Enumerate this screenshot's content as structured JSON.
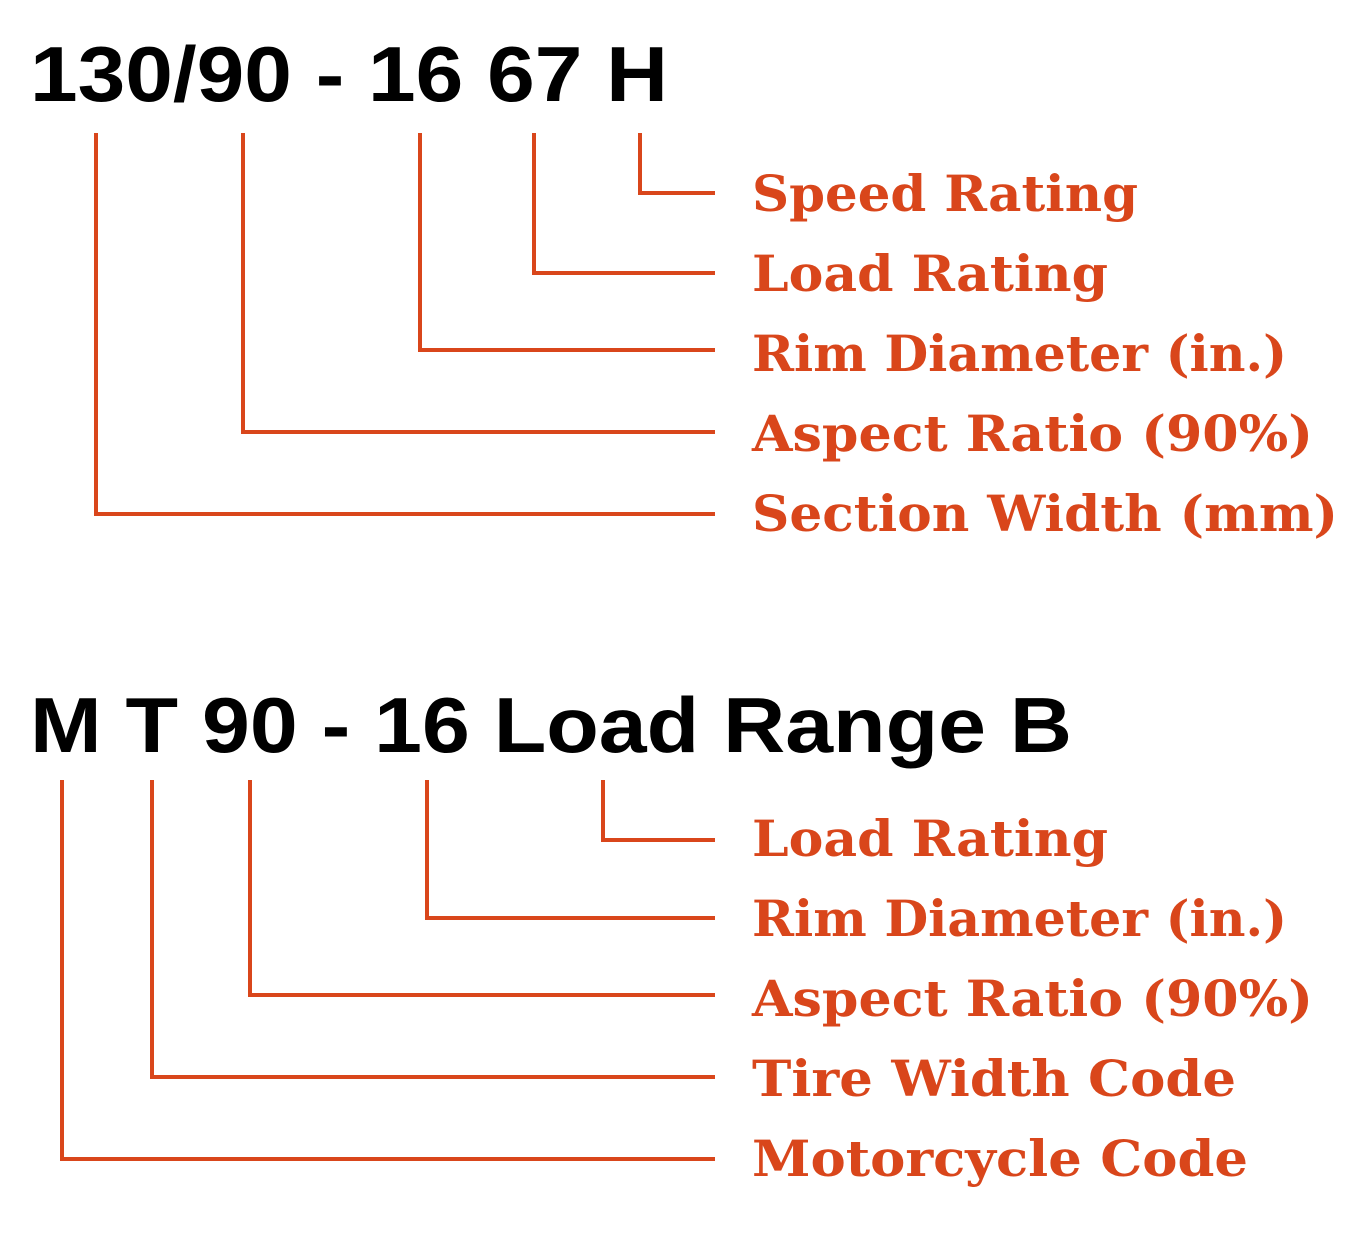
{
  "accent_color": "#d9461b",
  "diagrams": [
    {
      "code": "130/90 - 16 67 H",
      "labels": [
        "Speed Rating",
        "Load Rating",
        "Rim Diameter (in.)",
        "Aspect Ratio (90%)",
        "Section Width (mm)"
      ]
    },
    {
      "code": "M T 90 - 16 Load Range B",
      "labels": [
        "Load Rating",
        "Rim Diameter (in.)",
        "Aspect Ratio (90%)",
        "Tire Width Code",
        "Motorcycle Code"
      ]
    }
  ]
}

**THE REQUEST**
Print all entries exactly. The images do not belong in the copy.

**RESPONSE TO THE TASK**
Enumerate this screenshot's content as structured JSON.
{
  "accent_color": "#d9461b",
  "diagrams": [
    {
      "code": "130/90 - 16 67 H",
      "labels": [
        "Speed Rating",
        "Load Rating",
        "Rim Diameter (in.)",
        "Aspect Ratio (90%)",
        "Section Width (mm)"
      ]
    },
    {
      "code": "M T 90 - 16 Load Range B",
      "labels": [
        "Load Rating",
        "Rim Diameter (in.)",
        "Aspect Ratio (90%)",
        "Tire Width Code",
        "Motorcycle Code"
      ]
    }
  ]
}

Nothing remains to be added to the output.